> **THE PROBLEM**
Skip every picture and transcribe the remaining material exactly.

> **DATASET RECORDS**
-------

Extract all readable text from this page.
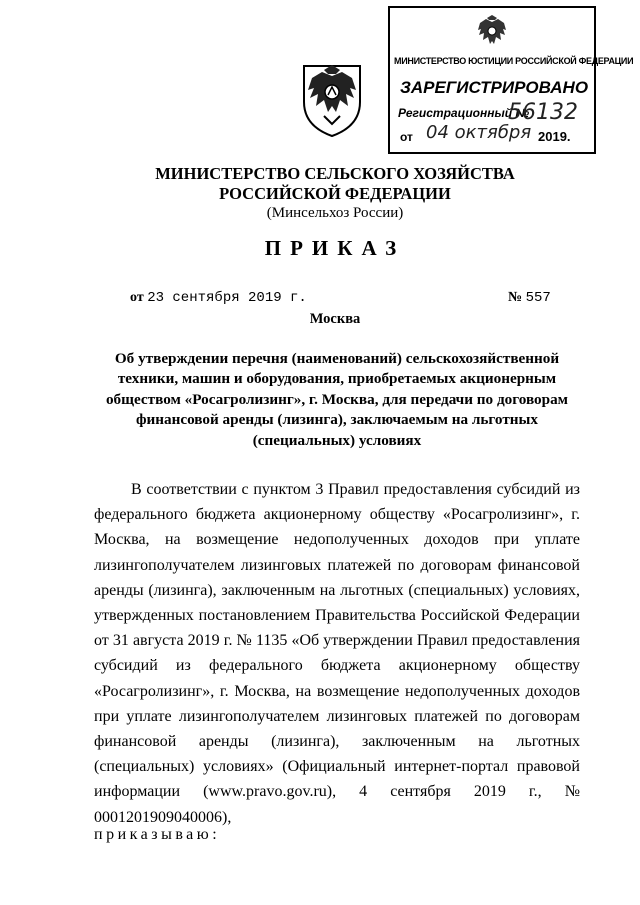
МИНИСТЕРСТВО ЮСТИЦИИ РОССИЙСКОЙ ФЕДЕРАЦИИ
ЗАРЕГИСТРИРОВАНО
Регистрационный №
56132
от 04 октября 2019.
МИНИСТЕРСТВО СЕЛЬСКОГО ХОЗЯЙСТВА
РОССИЙСКОЙ ФЕДЕРАЦИИ
(Минсельхоз России)
ПРИКАЗ
от 23 сентября 2019 г.	№ 557
Москва
Об утверждении перечня (наименований) сельскохозяйственной техники, машин и оборудования, приобретаемых акционерным обществом «Росагролизинг», г. Москва, для передачи по договорам финансовой аренды (лизинга), заключаемым на льготных (специальных) условиях

В соответствии с пунктом 3 Правил предоставления субсидий из федерального бюджета акционерному обществу «Росагролизинг», г. Москва, на возмещение недополученных доходов при уплате лизингополучателем лизинговых платежей по договорам финансовой аренды (лизинга), заключенным на льготных (специальных) условиях, утвержденных постановлением Правительства Российской Федерации от 31 августа 2019 г. № 1135 «Об утверждении Правил предоставления субсидий из федерального бюджета акционерному обществу «Росагролизинг», г. Москва, на возмещение недополученных доходов при уплате лизингополучателем лизинговых платежей по договорам финансовой аренды (лизинга), заключенным на льготных (специальных) условиях» (Официальный интернет-портал правовой информации (www.pravo.gov.ru), 4 сентября 2019 г., № 0001201909040006),

приказываю:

-------

> **FINISHED EXERCISE**
Extract all readable text from this page.
МИНИСТЕРСТВО ЮСТИЦИИ РОССИЙСКОЙ ФЕДЕРАЦИИ
ЗАРЕГИСТРИРОВАНО
Регистрационный №
56132
от 04 октября 2019.
МИНИСТЕРСТВО СЕЛЬСКОГО ХОЗЯЙСТВА
РОССИЙСКОЙ ФЕДЕРАЦИИ
(Минсельхоз России)
ПРИКАЗ
от 23 сентября 2019 г.	№ 557
Москва
Об утверждении перечня (наименований) сельскохозяйственной техники, машин и оборудования, приобретаемых акционерным обществом «Росагролизинг», г. Москва, для передачи по договорам финансовой аренды (лизинга), заключаемым на льготных (специальных) условиях

В соответствии с пунктом 3 Правил предоставления субсидий из федерального бюджета акционерному обществу «Росагролизинг», г. Москва, на возмещение недополученных доходов при уплате лизингополучателем лизинговых платежей по договорам финансовой аренды (лизинга), заключенным на льготных (специальных) условиях, утвержденных постановлением Правительства Российской Федерации от 31 августа 2019 г. № 1135 «Об утверждении Правил предоставления субсидий из федерального бюджета акционерному обществу «Росагролизинг», г. Москва, на возмещение недополученных доходов при уплате лизингополучателем лизинговых платежей по договорам финансовой аренды (лизинга), заключенным на льготных (специальных) условиях» (Официальный интернет-портал правовой информации (www.pravo.gov.ru), 4 сентября 2019 г., № 0001201909040006),

приказываю:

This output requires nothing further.